Information given –
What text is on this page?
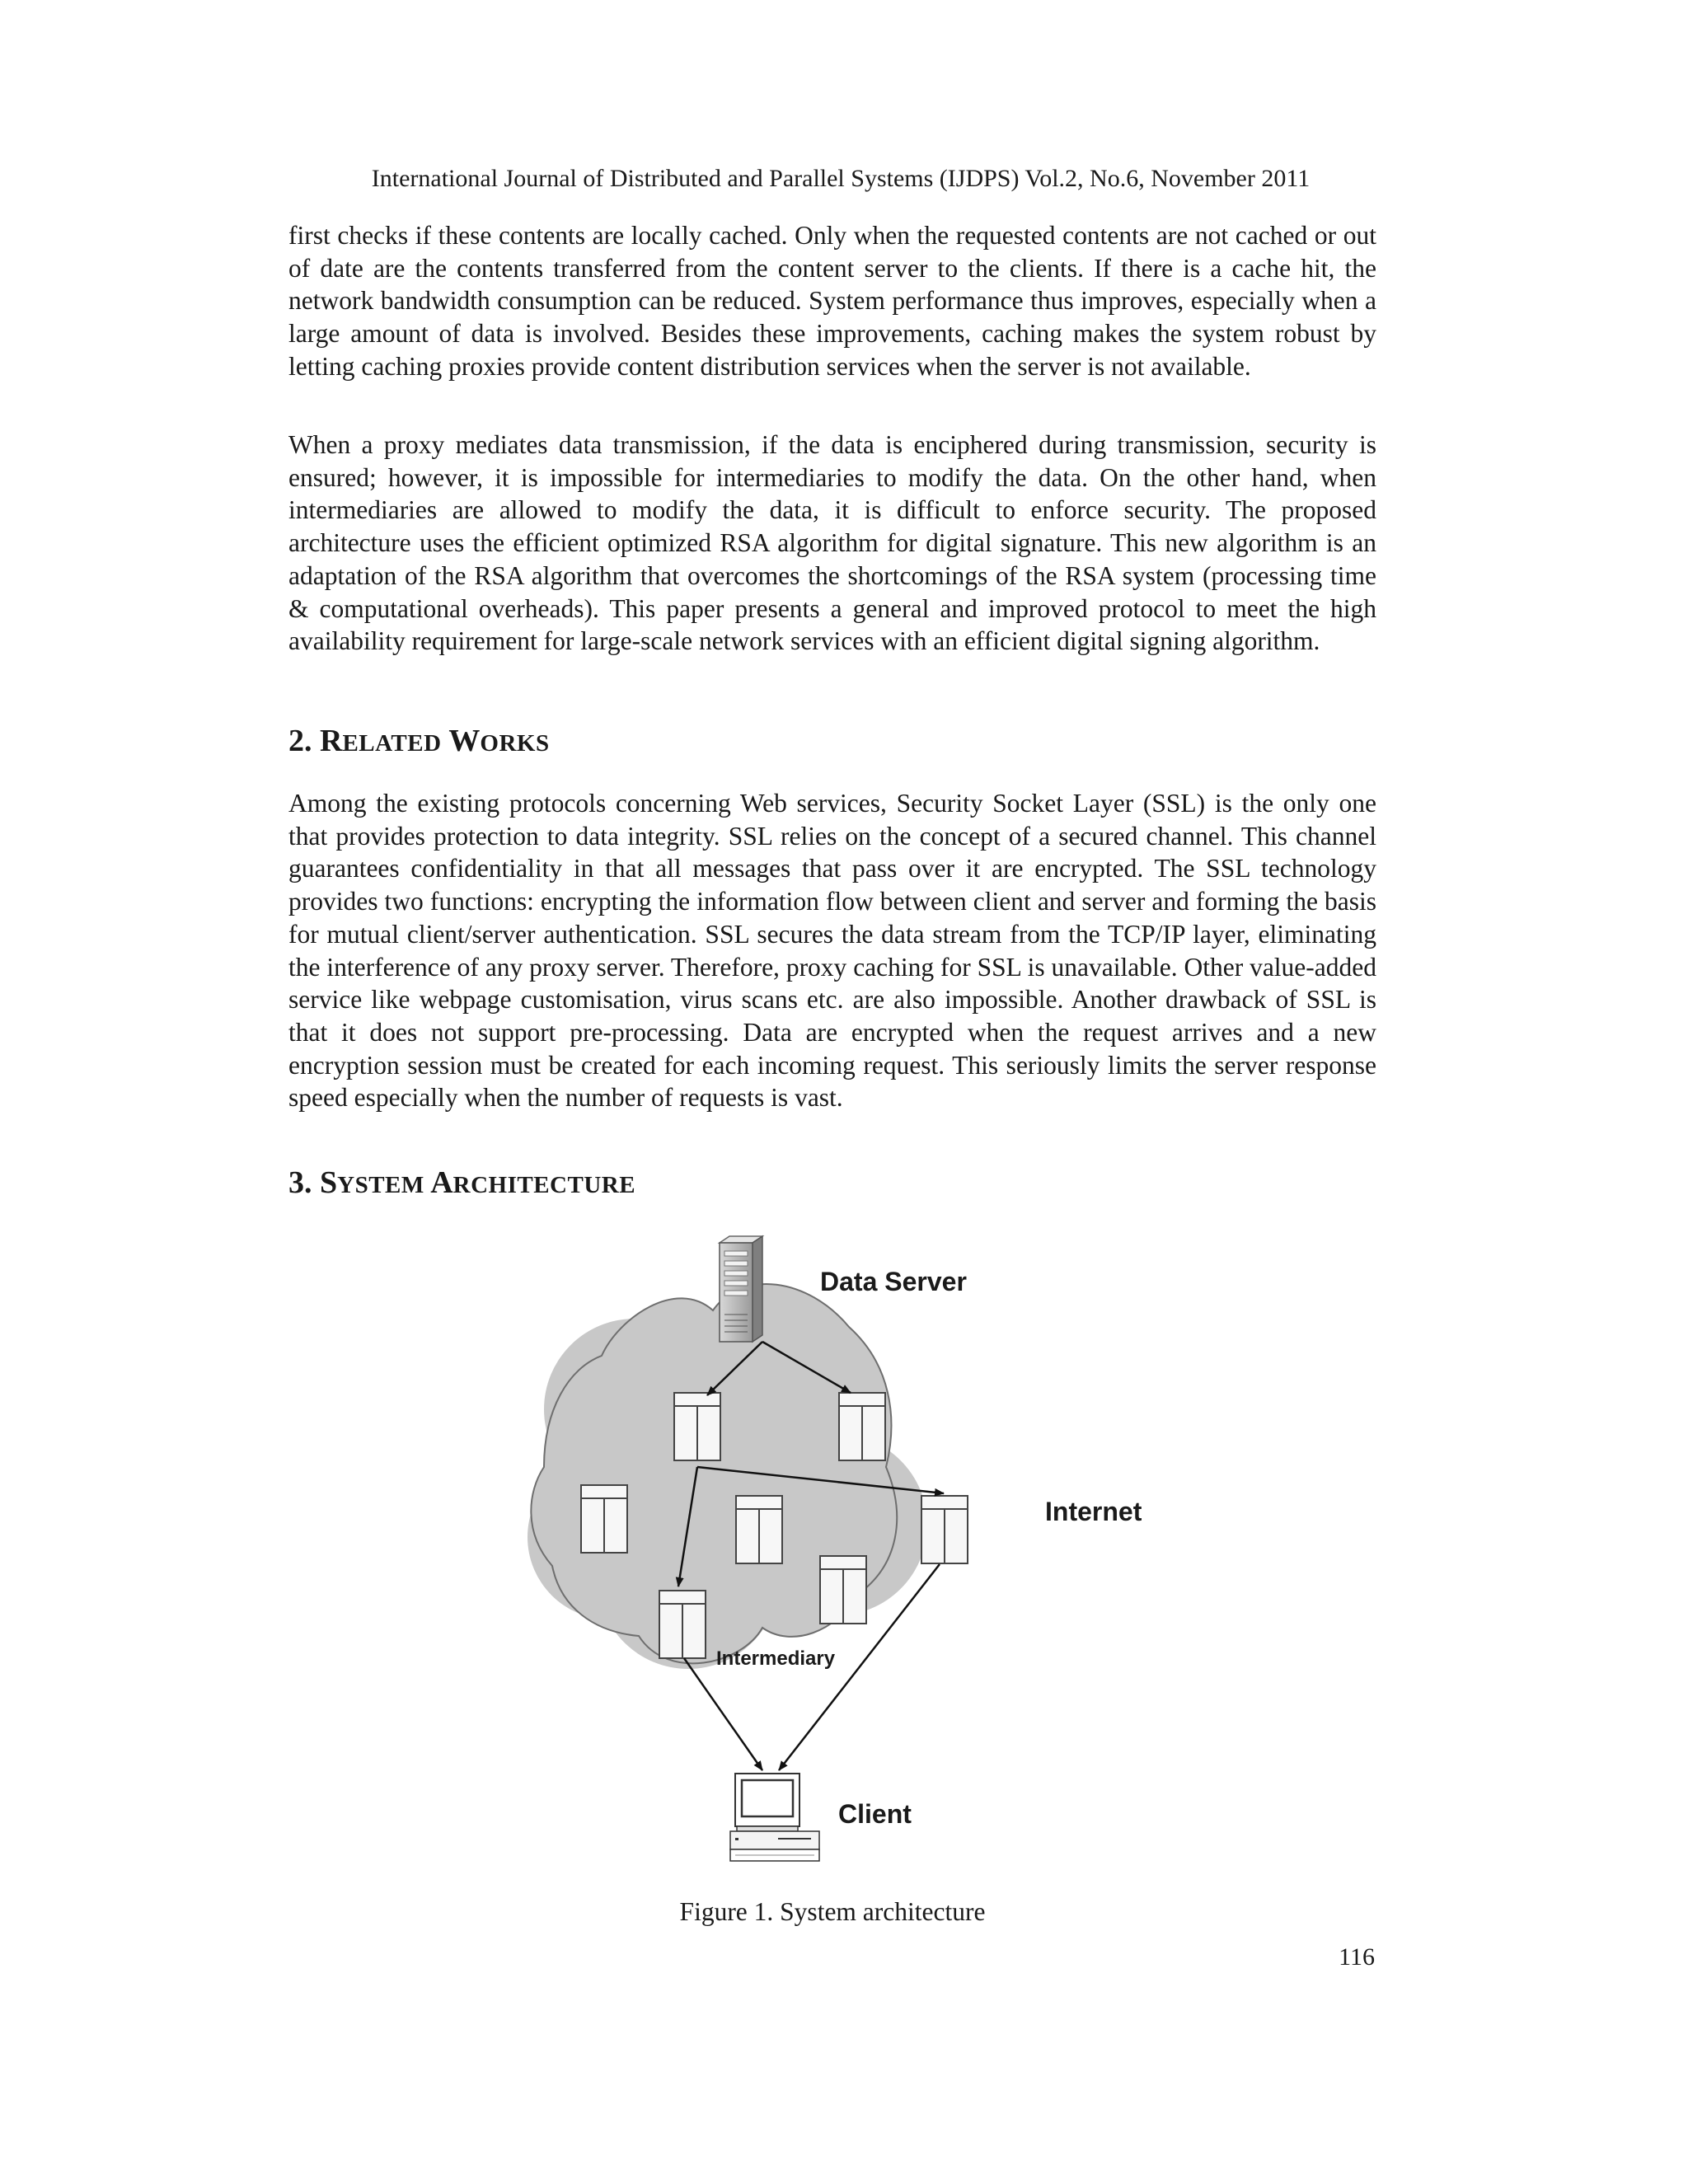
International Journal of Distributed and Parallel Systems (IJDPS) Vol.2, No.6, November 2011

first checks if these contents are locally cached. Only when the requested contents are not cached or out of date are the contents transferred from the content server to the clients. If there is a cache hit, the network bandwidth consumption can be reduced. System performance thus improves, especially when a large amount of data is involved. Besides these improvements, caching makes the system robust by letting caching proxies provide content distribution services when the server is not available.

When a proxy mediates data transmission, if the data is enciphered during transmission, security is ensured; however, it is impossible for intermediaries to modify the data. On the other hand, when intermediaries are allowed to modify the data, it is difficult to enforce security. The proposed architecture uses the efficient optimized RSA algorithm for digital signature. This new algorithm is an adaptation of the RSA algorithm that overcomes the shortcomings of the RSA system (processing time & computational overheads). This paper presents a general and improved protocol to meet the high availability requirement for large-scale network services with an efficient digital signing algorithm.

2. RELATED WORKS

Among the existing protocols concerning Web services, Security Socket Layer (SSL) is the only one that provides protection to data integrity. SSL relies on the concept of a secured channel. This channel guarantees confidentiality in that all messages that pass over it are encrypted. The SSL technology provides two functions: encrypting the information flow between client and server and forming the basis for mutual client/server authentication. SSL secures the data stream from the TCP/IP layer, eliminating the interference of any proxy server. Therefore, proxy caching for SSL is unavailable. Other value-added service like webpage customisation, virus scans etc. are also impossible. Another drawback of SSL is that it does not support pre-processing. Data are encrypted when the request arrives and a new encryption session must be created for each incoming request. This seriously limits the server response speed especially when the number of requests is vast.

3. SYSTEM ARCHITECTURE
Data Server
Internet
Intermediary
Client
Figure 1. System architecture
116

Exercise – Type the listing out again word for word, passing over each picture.

Answer to the exercise –
What text is on this page?
International Journal of Distributed and Parallel Systems (IJDPS) Vol.2, No.6, November 2011

first checks if these contents are locally cached. Only when the requested contents are not cached or out of date are the contents transferred from the content server to the clients. If there is a cache hit, the network bandwidth consumption can be reduced. System performance thus improves, especially when a large amount of data is involved. Besides these improvements, caching makes the system robust by letting caching proxies provide content distribution services when the server is not available.

When a proxy mediates data transmission, if the data is enciphered during transmission, security is ensured; however, it is impossible for intermediaries to modify the data. On the other hand, when intermediaries are allowed to modify the data, it is difficult to enforce security. The proposed architecture uses the efficient optimized RSA algorithm for digital signature. This new algorithm is an adaptation of the RSA algorithm that overcomes the shortcomings of the RSA system (processing time & computational overheads). This paper presents a general and improved protocol to meet the high availability requirement for large-scale network services with an efficient digital signing algorithm.

2. RELATED WORKS

Among the existing protocols concerning Web services, Security Socket Layer (SSL) is the only one that provides protection to data integrity. SSL relies on the concept of a secured channel. This channel guarantees confidentiality in that all messages that pass over it are encrypted. The SSL technology provides two functions: encrypting the information flow between client and server and forming the basis for mutual client/server authentication. SSL secures the data stream from the TCP/IP layer, eliminating the interference of any proxy server. Therefore, proxy caching for SSL is unavailable. Other value-added service like webpage customisation, virus scans etc. are also impossible. Another drawback of SSL is that it does not support pre-processing. Data are encrypted when the request arrives and a new encryption session must be created for each incoming request. This seriously limits the server response speed especially when the number of requests is vast.

3. SYSTEM ARCHITECTURE
Data Server
Internet
Intermediary
Client
Figure 1. System architecture
116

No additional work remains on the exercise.